* _Task objective_:
Give the entries again exactly, without pictures.

- - -

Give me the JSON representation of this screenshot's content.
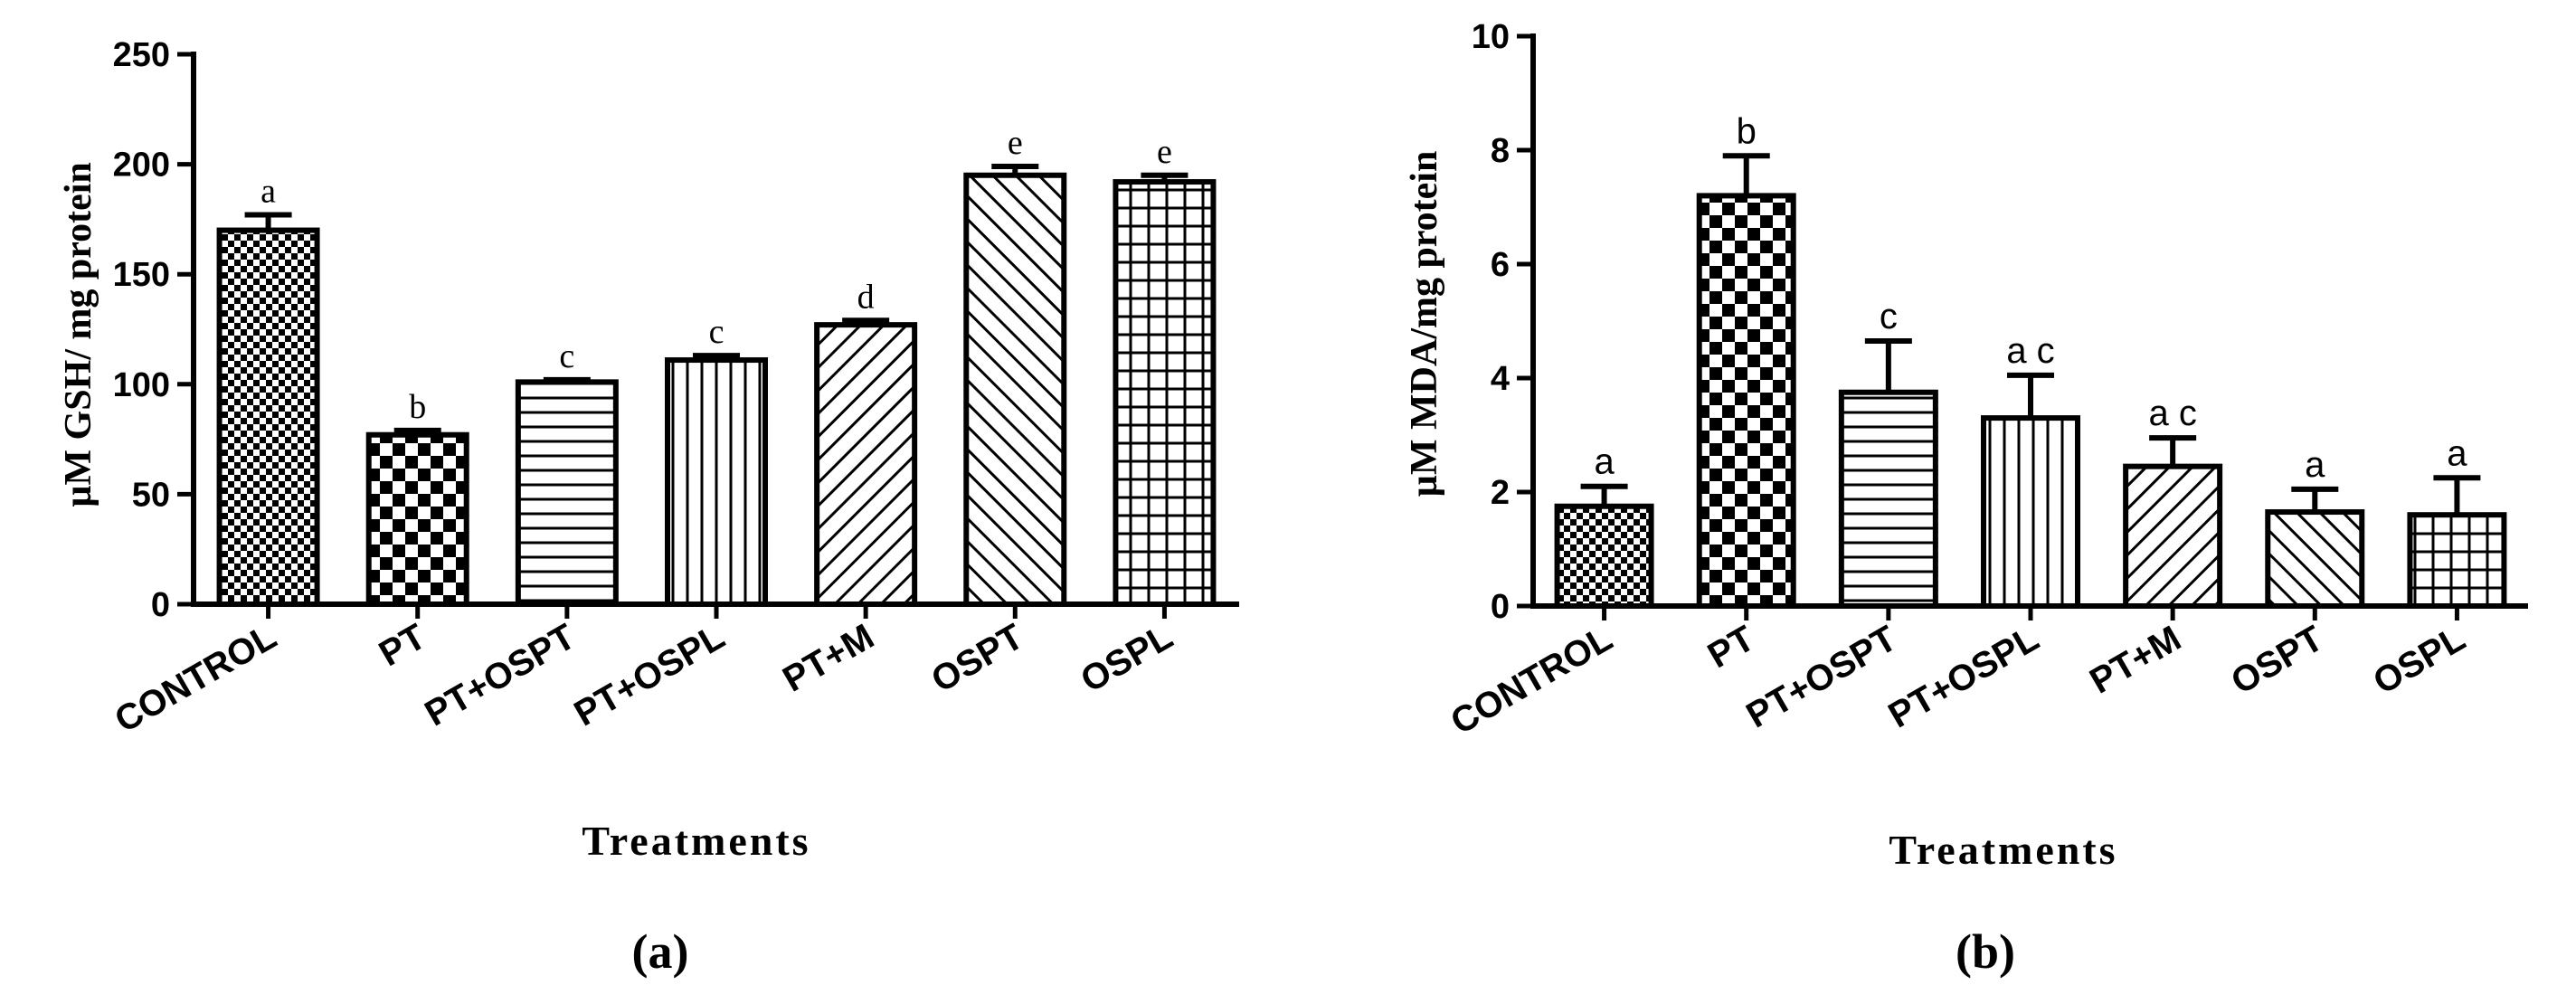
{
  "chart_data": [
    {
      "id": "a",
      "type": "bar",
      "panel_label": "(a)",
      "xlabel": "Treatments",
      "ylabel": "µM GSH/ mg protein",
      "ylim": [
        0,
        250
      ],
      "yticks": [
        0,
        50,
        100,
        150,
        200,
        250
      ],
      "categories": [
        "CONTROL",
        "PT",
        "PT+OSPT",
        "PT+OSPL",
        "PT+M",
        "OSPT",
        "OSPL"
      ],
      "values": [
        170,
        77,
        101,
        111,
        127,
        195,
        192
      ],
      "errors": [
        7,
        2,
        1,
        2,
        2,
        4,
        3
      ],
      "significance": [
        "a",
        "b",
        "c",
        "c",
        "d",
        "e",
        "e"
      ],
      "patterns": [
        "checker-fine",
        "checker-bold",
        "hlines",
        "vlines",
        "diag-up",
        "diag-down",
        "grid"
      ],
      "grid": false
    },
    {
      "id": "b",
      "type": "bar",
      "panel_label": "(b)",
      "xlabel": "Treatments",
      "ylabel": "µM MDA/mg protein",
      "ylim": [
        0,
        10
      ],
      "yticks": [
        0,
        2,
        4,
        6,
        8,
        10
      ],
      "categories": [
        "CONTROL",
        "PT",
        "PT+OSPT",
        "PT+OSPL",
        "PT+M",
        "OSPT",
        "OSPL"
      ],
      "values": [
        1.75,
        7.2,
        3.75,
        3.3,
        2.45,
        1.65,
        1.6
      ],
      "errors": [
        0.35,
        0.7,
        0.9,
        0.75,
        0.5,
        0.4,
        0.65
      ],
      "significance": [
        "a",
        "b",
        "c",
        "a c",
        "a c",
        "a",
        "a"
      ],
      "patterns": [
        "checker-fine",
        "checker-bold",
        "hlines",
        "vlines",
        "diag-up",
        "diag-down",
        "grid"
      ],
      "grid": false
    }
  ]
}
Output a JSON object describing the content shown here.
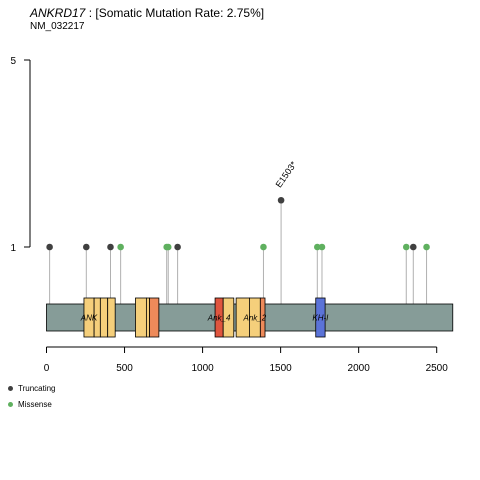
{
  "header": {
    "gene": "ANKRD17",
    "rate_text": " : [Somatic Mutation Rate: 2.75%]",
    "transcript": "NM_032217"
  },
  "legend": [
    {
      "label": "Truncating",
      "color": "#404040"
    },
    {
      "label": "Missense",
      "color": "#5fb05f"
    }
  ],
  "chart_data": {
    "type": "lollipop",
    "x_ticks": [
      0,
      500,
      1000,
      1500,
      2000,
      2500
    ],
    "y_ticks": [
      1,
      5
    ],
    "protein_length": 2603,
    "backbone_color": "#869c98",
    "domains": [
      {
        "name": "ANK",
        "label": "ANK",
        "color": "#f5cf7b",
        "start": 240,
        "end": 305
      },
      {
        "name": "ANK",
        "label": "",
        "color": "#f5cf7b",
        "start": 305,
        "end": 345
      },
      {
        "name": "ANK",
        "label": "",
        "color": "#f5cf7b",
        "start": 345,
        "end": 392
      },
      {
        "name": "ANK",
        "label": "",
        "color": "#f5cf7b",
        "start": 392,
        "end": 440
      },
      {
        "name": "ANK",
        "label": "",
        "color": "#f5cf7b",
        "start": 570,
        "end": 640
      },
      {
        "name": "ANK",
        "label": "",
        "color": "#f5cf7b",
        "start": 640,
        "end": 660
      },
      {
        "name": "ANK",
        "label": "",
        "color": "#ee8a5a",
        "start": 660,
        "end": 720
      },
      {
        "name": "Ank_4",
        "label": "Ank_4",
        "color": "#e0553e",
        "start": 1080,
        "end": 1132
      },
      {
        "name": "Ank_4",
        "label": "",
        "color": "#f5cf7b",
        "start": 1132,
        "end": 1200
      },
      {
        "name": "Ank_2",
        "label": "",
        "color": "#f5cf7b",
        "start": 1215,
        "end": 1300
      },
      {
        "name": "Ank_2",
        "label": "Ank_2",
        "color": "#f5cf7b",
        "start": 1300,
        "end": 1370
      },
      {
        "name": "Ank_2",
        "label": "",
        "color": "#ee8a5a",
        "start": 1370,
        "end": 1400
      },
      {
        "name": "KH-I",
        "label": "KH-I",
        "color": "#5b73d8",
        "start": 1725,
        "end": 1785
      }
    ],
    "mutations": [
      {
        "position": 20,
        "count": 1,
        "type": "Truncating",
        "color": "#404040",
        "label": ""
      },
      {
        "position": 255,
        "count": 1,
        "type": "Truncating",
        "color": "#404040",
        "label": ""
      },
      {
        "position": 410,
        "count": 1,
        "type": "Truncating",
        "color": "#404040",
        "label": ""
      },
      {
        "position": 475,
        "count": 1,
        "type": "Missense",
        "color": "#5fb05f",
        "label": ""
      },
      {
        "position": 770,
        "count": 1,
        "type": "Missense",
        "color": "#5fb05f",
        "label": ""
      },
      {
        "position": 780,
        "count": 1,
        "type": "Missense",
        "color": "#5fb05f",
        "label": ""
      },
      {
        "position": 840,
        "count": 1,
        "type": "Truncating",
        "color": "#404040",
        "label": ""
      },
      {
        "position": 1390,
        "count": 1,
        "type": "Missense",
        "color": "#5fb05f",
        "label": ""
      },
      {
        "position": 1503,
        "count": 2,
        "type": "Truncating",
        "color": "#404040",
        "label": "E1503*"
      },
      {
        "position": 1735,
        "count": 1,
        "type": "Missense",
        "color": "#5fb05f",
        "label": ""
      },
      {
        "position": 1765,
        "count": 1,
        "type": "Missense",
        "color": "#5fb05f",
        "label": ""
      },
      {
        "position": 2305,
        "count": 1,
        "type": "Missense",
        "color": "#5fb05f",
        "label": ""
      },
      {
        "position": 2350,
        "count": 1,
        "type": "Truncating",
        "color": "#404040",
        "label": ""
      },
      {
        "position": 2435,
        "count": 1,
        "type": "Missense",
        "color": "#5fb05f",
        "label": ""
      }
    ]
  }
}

- - -

* _Result below_:
Give me the JSON representation of this screenshot's content.
{
  "chart_data": [
    {
      "id": "a",
      "type": "bar",
      "panel_label": "(a)",
      "xlabel": "Treatments",
      "ylabel": "µM GSH/ mg protein",
      "ylim": [
        0,
        250
      ],
      "yticks": [
        0,
        50,
        100,
        150,
        200,
        250
      ],
      "categories": [
        "CONTROL",
        "PT",
        "PT+OSPT",
        "PT+OSPL",
        "PT+M",
        "OSPT",
        "OSPL"
      ],
      "values": [
        170,
        77,
        101,
        111,
        127,
        195,
        192
      ],
      "errors": [
        7,
        2,
        1,
        2,
        2,
        4,
        3
      ],
      "significance": [
        "a",
        "b",
        "c",
        "c",
        "d",
        "e",
        "e"
      ],
      "patterns": [
        "checker-fine",
        "checker-bold",
        "hlines",
        "vlines",
        "diag-up",
        "diag-down",
        "grid"
      ],
      "grid": false
    },
    {
      "id": "b",
      "type": "bar",
      "panel_label": "(b)",
      "xlabel": "Treatments",
      "ylabel": "µM MDA/mg protein",
      "ylim": [
        0,
        10
      ],
      "yticks": [
        0,
        2,
        4,
        6,
        8,
        10
      ],
      "categories": [
        "CONTROL",
        "PT",
        "PT+OSPT",
        "PT+OSPL",
        "PT+M",
        "OSPT",
        "OSPL"
      ],
      "values": [
        1.75,
        7.2,
        3.75,
        3.3,
        2.45,
        1.65,
        1.6
      ],
      "errors": [
        0.35,
        0.7,
        0.9,
        0.75,
        0.5,
        0.4,
        0.65
      ],
      "significance": [
        "a",
        "b",
        "c",
        "a c",
        "a c",
        "a",
        "a"
      ],
      "patterns": [
        "checker-fine",
        "checker-bold",
        "hlines",
        "vlines",
        "diag-up",
        "diag-down",
        "grid"
      ],
      "grid": false
    }
  ]
}
Output a JSON object describing the content shown here.
{
  "header": {
    "gene": "ANKRD17",
    "rate_text": " : [Somatic Mutation Rate: 2.75%]",
    "transcript": "NM_032217"
  },
  "legend": [
    {
      "label": "Truncating",
      "color": "#404040"
    },
    {
      "label": "Missense",
      "color": "#5fb05f"
    }
  ],
  "chart_data": {
    "type": "lollipop",
    "x_ticks": [
      0,
      500,
      1000,
      1500,
      2000,
      2500
    ],
    "y_ticks": [
      1,
      5
    ],
    "protein_length": 2603,
    "backbone_color": "#869c98",
    "domains": [
      {
        "name": "ANK",
        "label": "ANK",
        "color": "#f5cf7b",
        "start": 240,
        "end": 305
      },
      {
        "name": "ANK",
        "label": "",
        "color": "#f5cf7b",
        "start": 305,
        "end": 345
      },
      {
        "name": "ANK",
        "label": "",
        "color": "#f5cf7b",
        "start": 345,
        "end": 392
      },
      {
        "name": "ANK",
        "label": "",
        "color": "#f5cf7b",
        "start": 392,
        "end": 440
      },
      {
        "name": "ANK",
        "label": "",
        "color": "#f5cf7b",
        "start": 570,
        "end": 640
      },
      {
        "name": "ANK",
        "label": "",
        "color": "#f5cf7b",
        "start": 640,
        "end": 660
      },
      {
        "name": "ANK",
        "label": "",
        "color": "#ee8a5a",
        "start": 660,
        "end": 720
      },
      {
        "name": "Ank_4",
        "label": "Ank_4",
        "color": "#e0553e",
        "start": 1080,
        "end": 1132
      },
      {
        "name": "Ank_4",
        "label": "",
        "color": "#f5cf7b",
        "start": 1132,
        "end": 1200
      },
      {
        "name": "Ank_2",
        "label": "",
        "color": "#f5cf7b",
        "start": 1215,
        "end": 1300
      },
      {
        "name": "Ank_2",
        "label": "Ank_2",
        "color": "#f5cf7b",
        "start": 1300,
        "end": 1370
      },
      {
        "name": "Ank_2",
        "label": "",
        "color": "#ee8a5a",
        "start": 1370,
        "end": 1400
      },
      {
        "name": "KH-I",
        "label": "KH-I",
        "color": "#5b73d8",
        "start": 1725,
        "end": 1785
      }
    ],
    "mutations": [
      {
        "position": 20,
        "count": 1,
        "type": "Truncating",
        "color": "#404040",
        "label": ""
      },
      {
        "position": 255,
        "count": 1,
        "type": "Truncating",
        "color": "#404040",
        "label": ""
      },
      {
        "position": 410,
        "count": 1,
        "type": "Truncating",
        "color": "#404040",
        "label": ""
      },
      {
        "position": 475,
        "count": 1,
        "type": "Missense",
        "color": "#5fb05f",
        "label": ""
      },
      {
        "position": 770,
        "count": 1,
        "type": "Missense",
        "color": "#5fb05f",
        "label": ""
      },
      {
        "position": 780,
        "count": 1,
        "type": "Missense",
        "color": "#5fb05f",
        "label": ""
      },
      {
        "position": 840,
        "count": 1,
        "type": "Truncating",
        "color": "#404040",
        "label": ""
      },
      {
        "position": 1390,
        "count": 1,
        "type": "Missense",
        "color": "#5fb05f",
        "label": ""
      },
      {
        "position": 1503,
        "count": 2,
        "type": "Truncating",
        "color": "#404040",
        "label": "E1503*"
      },
      {
        "position": 1735,
        "count": 1,
        "type": "Missense",
        "color": "#5fb05f",
        "label": ""
      },
      {
        "position": 1765,
        "count": 1,
        "type": "Missense",
        "color": "#5fb05f",
        "label": ""
      },
      {
        "position": 2305,
        "count": 1,
        "type": "Missense",
        "color": "#5fb05f",
        "label": ""
      },
      {
        "position": 2350,
        "count": 1,
        "type": "Truncating",
        "color": "#404040",
        "label": ""
      },
      {
        "position": 2435,
        "count": 1,
        "type": "Missense",
        "color": "#5fb05f",
        "label": ""
      }
    ]
  }
}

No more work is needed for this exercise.